* **Written instruction**
Would you output the whole listing below, exactly as it reads?

╭─ Record extracts

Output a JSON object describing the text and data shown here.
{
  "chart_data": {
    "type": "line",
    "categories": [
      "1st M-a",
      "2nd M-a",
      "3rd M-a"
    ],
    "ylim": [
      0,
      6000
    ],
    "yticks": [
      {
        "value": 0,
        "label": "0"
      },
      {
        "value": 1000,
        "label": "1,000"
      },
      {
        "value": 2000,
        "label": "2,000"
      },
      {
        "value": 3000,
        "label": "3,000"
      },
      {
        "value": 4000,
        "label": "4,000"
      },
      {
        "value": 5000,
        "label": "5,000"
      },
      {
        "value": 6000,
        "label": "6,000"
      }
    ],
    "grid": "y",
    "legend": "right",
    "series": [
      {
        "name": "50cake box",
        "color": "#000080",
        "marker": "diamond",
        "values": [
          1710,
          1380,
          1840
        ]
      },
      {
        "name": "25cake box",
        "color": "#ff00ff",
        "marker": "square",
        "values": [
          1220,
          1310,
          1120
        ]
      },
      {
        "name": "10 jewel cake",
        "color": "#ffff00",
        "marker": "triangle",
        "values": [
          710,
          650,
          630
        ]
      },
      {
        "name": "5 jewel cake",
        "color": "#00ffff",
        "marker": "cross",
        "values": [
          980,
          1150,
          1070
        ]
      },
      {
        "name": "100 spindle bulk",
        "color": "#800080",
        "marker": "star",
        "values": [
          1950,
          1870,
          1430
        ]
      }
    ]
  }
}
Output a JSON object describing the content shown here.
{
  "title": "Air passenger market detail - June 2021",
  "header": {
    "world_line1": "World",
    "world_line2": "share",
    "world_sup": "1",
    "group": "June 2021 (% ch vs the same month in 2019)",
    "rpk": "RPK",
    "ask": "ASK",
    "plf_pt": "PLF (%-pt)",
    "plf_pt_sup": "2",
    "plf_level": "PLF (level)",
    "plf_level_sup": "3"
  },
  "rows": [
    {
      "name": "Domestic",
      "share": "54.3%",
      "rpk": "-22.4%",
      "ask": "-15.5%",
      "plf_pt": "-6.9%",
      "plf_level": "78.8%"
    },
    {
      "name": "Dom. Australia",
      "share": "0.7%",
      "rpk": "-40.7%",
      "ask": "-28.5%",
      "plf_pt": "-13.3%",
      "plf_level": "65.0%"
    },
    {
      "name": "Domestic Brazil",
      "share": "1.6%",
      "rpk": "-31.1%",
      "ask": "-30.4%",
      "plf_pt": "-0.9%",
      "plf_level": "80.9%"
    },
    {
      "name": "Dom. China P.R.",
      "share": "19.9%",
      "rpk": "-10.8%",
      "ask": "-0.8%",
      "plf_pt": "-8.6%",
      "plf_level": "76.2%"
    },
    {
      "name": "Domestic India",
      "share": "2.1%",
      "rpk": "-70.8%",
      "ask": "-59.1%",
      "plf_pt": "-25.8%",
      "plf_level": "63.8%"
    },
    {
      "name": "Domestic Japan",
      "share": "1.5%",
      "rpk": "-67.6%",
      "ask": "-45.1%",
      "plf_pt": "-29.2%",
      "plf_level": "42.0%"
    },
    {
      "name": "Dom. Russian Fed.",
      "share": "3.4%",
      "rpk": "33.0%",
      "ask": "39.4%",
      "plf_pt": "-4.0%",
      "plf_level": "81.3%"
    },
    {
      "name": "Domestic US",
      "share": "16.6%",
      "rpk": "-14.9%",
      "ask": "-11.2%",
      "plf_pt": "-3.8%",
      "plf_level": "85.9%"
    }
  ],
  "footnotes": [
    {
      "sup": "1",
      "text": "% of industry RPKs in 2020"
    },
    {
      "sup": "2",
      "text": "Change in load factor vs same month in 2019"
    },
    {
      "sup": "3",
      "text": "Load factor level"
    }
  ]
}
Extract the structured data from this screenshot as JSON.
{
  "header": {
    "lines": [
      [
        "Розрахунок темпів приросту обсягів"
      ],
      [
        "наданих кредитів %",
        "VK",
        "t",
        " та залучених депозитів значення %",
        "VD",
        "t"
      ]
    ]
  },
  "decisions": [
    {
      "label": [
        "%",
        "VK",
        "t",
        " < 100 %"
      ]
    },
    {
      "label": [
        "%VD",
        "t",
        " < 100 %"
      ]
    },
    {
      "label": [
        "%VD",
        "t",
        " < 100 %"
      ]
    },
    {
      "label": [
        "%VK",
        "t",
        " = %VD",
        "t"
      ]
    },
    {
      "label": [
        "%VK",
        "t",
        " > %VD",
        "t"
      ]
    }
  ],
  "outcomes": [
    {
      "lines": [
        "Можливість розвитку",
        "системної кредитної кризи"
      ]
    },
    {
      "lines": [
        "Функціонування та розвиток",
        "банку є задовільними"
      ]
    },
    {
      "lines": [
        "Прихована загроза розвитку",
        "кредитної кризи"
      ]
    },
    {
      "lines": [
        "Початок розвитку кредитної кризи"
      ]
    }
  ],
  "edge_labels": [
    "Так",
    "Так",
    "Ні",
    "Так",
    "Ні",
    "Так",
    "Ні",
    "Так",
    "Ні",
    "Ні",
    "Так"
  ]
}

╰─

* **Task answer**
Output a JSON object describing the text and data shown here.
{
  "chart_data": {
    "type": "line",
    "categories": [
      "1st M-a",
      "2nd M-a",
      "3rd M-a"
    ],
    "ylim": [
      0,
      6000
    ],
    "yticks": [
      {
        "value": 0,
        "label": "0"
      },
      {
        "value": 1000,
        "label": "1,000"
      },
      {
        "value": 2000,
        "label": "2,000"
      },
      {
        "value": 3000,
        "label": "3,000"
      },
      {
        "value": 4000,
        "label": "4,000"
      },
      {
        "value": 5000,
        "label": "5,000"
      },
      {
        "value": 6000,
        "label": "6,000"
      }
    ],
    "grid": "y",
    "legend": "right",
    "series": [
      {
        "name": "50cake box",
        "color": "#000080",
        "marker": "diamond",
        "values": [
          1710,
          1380,
          1840
        ]
      },
      {
        "name": "25cake box",
        "color": "#ff00ff",
        "marker": "square",
        "values": [
          1220,
          1310,
          1120
        ]
      },
      {
        "name": "10 jewel cake",
        "color": "#ffff00",
        "marker": "triangle",
        "values": [
          710,
          650,
          630
        ]
      },
      {
        "name": "5 jewel cake",
        "color": "#00ffff",
        "marker": "cross",
        "values": [
          980,
          1150,
          1070
        ]
      },
      {
        "name": "100 spindle bulk",
        "color": "#800080",
        "marker": "star",
        "values": [
          1950,
          1870,
          1430
        ]
      }
    ]
  }
}
Output a JSON object describing the content shown here.
{
  "title": "Air passenger market detail - June 2021",
  "header": {
    "world_line1": "World",
    "world_line2": "share",
    "world_sup": "1",
    "group": "June 2021 (% ch vs the same month in 2019)",
    "rpk": "RPK",
    "ask": "ASK",
    "plf_pt": "PLF (%-pt)",
    "plf_pt_sup": "2",
    "plf_level": "PLF (level)",
    "plf_level_sup": "3"
  },
  "rows": [
    {
      "name": "Domestic",
      "share": "54.3%",
      "rpk": "-22.4%",
      "ask": "-15.5%",
      "plf_pt": "-6.9%",
      "plf_level": "78.8%"
    },
    {
      "name": "Dom. Australia",
      "share": "0.7%",
      "rpk": "-40.7%",
      "ask": "-28.5%",
      "plf_pt": "-13.3%",
      "plf_level": "65.0%"
    },
    {
      "name": "Domestic Brazil",
      "share": "1.6%",
      "rpk": "-31.1%",
      "ask": "-30.4%",
      "plf_pt": "-0.9%",
      "plf_level": "80.9%"
    },
    {
      "name": "Dom. China P.R.",
      "share": "19.9%",
      "rpk": "-10.8%",
      "ask": "-0.8%",
      "plf_pt": "-8.6%",
      "plf_level": "76.2%"
    },
    {
      "name": "Domestic India",
      "share": "2.1%",
      "rpk": "-70.8%",
      "ask": "-59.1%",
      "plf_pt": "-25.8%",
      "plf_level": "63.8%"
    },
    {
      "name": "Domestic Japan",
      "share": "1.5%",
      "rpk": "-67.6%",
      "ask": "-45.1%",
      "plf_pt": "-29.2%",
      "plf_level": "42.0%"
    },
    {
      "name": "Dom. Russian Fed.",
      "share": "3.4%",
      "rpk": "33.0%",
      "ask": "39.4%",
      "plf_pt": "-4.0%",
      "plf_level": "81.3%"
    },
    {
      "name": "Domestic US",
      "share": "16.6%",
      "rpk": "-14.9%",
      "ask": "-11.2%",
      "plf_pt": "-3.8%",
      "plf_level": "85.9%"
    }
  ],
  "footnotes": [
    {
      "sup": "1",
      "text": "% of industry RPKs in 2020"
    },
    {
      "sup": "2",
      "text": "Change in load factor vs same month in 2019"
    },
    {
      "sup": "3",
      "text": "Load factor level"
    }
  ]
}
Extract the structured data from this screenshot as JSON.
{
  "header": {
    "lines": [
      [
        "Розрахунок темпів приросту обсягів"
      ],
      [
        "наданих кредитів %",
        "VK",
        "t",
        " та залучених депозитів значення %",
        "VD",
        "t"
      ]
    ]
  },
  "decisions": [
    {
      "label": [
        "%",
        "VK",
        "t",
        " < 100 %"
      ]
    },
    {
      "label": [
        "%VD",
        "t",
        " < 100 %"
      ]
    },
    {
      "label": [
        "%VD",
        "t",
        " < 100 %"
      ]
    },
    {
      "label": [
        "%VK",
        "t",
        " = %VD",
        "t"
      ]
    },
    {
      "label": [
        "%VK",
        "t",
        " > %VD",
        "t"
      ]
    }
  ],
  "outcomes": [
    {
      "lines": [
        "Можливість розвитку",
        "системної кредитної кризи"
      ]
    },
    {
      "lines": [
        "Функціонування та розвиток",
        "банку є задовільними"
      ]
    },
    {
      "lines": [
        "Прихована загроза розвитку",
        "кредитної кризи"
      ]
    },
    {
      "lines": [
        "Початок розвитку кредитної кризи"
      ]
    }
  ],
  "edge_labels": [
    "Так",
    "Так",
    "Ні",
    "Так",
    "Ні",
    "Так",
    "Ні",
    "Так",
    "Ні",
    "Ні",
    "Так"
  ]
}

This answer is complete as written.